◆ **What this task involves**: In the data below, work out how many lines include the string "xlabel". Only the number should be given.

-- Listed records follows --

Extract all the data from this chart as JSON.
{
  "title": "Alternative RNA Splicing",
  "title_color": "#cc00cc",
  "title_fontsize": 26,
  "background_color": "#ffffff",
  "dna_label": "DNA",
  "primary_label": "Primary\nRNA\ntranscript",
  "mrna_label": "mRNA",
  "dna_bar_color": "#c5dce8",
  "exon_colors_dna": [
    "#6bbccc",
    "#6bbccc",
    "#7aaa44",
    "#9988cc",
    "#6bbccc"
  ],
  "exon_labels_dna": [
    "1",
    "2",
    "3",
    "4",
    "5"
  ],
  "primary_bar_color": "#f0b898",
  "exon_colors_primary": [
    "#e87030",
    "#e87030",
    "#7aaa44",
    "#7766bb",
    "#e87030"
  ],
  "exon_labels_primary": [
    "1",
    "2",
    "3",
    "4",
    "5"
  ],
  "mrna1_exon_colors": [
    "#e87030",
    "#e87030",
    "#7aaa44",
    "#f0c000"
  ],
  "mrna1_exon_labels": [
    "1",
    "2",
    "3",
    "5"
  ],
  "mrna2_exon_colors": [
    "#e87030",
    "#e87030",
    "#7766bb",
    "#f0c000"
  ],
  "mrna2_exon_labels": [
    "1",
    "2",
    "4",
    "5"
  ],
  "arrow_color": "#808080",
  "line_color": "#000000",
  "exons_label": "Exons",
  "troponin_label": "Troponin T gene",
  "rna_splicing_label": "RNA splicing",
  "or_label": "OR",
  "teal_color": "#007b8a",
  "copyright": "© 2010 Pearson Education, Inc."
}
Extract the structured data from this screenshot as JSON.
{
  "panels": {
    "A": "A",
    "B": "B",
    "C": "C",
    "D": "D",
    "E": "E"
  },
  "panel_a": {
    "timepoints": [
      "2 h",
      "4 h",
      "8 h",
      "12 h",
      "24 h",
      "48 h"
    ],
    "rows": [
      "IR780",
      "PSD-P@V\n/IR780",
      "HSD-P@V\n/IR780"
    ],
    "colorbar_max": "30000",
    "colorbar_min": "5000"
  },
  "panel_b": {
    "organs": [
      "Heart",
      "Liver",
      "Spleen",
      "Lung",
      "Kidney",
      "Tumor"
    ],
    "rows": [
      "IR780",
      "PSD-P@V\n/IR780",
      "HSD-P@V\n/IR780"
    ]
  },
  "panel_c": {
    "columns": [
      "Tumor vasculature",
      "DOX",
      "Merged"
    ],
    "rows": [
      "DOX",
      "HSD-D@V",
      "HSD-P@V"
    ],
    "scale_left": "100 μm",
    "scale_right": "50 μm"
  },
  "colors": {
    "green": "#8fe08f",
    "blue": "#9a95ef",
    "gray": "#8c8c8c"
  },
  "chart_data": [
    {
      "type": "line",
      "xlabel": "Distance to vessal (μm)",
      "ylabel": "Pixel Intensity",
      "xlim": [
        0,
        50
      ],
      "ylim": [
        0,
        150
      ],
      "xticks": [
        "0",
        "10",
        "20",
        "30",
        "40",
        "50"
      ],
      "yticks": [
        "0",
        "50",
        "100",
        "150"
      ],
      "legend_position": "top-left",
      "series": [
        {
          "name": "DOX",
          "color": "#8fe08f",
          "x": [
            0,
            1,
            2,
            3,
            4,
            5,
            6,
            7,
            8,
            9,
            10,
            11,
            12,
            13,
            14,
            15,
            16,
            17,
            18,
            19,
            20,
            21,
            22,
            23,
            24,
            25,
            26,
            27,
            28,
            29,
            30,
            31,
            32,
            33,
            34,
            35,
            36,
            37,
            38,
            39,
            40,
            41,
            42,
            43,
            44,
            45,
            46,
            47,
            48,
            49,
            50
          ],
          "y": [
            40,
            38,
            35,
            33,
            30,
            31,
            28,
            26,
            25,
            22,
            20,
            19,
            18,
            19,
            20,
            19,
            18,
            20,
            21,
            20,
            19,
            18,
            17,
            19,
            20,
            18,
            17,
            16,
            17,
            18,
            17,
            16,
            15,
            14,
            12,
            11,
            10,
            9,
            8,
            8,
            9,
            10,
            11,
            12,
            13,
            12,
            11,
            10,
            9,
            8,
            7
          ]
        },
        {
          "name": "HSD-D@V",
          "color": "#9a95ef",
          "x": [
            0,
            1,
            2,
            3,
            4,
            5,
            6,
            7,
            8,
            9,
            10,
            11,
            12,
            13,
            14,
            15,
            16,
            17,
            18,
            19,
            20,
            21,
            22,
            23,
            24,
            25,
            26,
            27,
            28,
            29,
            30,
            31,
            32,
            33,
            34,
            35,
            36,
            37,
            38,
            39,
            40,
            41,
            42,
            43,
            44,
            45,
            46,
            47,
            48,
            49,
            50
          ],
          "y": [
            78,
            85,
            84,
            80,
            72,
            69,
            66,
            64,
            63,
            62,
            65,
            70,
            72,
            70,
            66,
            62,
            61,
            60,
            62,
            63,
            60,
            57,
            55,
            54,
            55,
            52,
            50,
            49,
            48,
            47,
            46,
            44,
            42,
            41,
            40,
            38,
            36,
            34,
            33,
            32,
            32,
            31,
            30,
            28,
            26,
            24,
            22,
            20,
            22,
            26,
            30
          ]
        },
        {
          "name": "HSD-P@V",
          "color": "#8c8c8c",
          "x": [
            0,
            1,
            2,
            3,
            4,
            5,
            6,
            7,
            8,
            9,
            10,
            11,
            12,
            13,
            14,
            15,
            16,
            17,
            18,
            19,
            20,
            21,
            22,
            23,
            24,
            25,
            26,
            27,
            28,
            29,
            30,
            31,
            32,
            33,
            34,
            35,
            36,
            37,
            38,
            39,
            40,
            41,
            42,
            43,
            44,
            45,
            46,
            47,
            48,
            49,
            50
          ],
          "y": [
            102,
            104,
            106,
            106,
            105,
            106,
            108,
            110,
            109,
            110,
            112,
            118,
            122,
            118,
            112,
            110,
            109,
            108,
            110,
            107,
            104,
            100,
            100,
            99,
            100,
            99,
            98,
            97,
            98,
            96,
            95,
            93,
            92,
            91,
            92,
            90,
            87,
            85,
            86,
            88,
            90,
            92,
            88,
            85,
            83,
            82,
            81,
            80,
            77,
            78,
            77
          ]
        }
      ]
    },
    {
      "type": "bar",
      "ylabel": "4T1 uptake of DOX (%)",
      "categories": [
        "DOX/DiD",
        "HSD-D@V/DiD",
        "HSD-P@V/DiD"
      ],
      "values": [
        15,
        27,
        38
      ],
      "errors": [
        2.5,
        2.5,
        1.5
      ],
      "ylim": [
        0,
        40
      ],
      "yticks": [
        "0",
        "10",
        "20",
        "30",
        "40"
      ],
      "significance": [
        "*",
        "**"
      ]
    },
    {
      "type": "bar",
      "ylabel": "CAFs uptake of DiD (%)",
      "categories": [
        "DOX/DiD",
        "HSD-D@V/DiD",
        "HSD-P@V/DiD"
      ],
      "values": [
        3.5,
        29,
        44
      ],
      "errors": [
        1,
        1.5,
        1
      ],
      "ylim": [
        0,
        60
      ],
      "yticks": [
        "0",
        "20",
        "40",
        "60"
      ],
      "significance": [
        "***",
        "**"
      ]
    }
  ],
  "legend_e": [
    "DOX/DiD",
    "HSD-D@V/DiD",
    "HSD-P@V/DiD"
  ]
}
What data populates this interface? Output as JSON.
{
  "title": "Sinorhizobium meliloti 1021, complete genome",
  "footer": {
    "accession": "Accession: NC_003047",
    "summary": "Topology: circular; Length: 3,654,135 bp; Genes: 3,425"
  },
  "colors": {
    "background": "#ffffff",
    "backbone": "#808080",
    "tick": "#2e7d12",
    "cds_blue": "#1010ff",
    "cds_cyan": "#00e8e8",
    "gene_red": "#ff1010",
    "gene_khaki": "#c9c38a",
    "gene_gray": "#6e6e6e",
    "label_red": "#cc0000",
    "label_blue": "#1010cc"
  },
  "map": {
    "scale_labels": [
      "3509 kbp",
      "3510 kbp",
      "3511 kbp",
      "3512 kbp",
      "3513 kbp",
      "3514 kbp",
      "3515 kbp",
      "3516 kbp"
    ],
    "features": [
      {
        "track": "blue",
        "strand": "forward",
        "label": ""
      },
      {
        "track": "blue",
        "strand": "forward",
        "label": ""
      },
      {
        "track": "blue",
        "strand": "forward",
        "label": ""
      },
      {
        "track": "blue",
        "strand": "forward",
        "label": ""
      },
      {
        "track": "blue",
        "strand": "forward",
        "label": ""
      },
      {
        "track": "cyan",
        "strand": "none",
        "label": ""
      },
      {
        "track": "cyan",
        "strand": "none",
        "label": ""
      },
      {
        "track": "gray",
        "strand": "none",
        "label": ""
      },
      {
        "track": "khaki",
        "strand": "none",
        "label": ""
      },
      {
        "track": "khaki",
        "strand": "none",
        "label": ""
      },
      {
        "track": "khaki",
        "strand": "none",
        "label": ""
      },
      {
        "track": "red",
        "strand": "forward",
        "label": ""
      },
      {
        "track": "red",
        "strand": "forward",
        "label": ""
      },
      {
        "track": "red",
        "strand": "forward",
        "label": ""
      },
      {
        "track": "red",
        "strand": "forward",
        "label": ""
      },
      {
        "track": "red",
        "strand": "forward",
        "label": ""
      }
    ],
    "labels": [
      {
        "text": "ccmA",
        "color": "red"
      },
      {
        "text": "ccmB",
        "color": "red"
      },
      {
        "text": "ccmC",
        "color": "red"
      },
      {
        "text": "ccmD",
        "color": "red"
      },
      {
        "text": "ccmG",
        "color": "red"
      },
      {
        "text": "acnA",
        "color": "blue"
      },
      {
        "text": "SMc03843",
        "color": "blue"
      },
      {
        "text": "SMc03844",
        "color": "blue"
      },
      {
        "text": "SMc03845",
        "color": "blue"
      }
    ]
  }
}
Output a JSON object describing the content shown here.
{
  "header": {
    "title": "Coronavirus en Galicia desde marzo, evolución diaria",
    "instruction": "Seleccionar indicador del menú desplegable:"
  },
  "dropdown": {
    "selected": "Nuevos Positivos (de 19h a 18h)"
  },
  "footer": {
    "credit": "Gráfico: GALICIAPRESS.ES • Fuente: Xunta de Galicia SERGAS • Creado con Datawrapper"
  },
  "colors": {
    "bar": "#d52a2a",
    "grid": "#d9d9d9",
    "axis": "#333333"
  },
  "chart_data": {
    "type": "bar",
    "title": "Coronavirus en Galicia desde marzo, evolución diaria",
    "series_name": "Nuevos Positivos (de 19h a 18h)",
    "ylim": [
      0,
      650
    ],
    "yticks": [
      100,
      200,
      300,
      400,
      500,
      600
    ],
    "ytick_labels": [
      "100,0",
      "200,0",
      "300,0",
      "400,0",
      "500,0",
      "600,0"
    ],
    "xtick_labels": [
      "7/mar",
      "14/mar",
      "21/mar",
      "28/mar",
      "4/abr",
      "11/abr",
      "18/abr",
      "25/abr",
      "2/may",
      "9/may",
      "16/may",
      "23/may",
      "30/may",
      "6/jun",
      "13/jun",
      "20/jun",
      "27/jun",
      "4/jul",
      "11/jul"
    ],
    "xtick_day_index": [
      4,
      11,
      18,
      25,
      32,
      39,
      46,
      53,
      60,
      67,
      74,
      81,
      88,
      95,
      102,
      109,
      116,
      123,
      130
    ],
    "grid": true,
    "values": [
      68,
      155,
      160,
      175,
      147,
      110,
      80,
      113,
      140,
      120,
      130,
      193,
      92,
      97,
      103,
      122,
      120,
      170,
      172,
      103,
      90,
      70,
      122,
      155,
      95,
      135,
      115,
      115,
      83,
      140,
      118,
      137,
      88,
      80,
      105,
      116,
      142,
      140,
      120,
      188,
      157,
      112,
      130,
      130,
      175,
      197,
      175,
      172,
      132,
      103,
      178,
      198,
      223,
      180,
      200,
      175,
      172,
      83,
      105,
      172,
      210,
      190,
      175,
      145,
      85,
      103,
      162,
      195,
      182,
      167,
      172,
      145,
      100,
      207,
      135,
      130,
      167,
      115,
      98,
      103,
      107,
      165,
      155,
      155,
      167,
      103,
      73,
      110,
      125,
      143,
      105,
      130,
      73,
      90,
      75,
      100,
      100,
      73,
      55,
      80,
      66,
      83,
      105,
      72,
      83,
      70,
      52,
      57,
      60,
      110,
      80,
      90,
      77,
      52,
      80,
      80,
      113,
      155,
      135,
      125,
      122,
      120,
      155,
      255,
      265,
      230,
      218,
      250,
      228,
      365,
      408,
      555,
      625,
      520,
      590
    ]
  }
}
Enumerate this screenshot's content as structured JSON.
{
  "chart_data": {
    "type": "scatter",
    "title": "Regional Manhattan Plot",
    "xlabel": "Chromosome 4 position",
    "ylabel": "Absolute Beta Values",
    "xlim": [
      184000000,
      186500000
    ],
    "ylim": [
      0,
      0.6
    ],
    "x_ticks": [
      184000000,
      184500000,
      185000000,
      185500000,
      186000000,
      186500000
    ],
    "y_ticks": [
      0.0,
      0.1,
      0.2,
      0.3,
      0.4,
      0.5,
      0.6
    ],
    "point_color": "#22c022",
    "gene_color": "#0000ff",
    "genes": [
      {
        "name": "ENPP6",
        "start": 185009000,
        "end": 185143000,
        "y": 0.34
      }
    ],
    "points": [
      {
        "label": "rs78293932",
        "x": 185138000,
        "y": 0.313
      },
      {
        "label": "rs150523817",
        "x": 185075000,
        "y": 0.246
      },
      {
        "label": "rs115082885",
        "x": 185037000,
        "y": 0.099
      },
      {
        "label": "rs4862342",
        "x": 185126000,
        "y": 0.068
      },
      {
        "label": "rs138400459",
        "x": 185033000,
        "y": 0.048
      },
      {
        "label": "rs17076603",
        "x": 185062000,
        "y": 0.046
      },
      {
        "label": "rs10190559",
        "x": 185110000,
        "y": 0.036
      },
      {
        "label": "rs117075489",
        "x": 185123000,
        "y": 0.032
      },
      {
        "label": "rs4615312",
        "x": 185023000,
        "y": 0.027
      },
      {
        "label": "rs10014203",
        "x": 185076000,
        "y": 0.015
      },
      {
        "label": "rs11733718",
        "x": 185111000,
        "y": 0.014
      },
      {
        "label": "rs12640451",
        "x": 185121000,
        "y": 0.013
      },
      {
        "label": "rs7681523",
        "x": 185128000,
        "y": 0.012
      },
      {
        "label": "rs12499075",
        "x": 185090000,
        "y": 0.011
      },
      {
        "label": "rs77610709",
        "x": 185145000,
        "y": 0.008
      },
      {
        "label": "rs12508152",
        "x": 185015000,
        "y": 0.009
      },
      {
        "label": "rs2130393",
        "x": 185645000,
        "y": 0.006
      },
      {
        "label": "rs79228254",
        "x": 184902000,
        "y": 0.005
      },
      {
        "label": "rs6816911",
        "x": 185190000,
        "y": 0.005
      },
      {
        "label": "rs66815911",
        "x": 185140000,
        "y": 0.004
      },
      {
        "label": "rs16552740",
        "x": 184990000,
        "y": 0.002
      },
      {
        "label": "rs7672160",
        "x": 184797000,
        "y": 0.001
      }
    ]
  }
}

-- Listed records concluded --

◆ **Task answer**: 2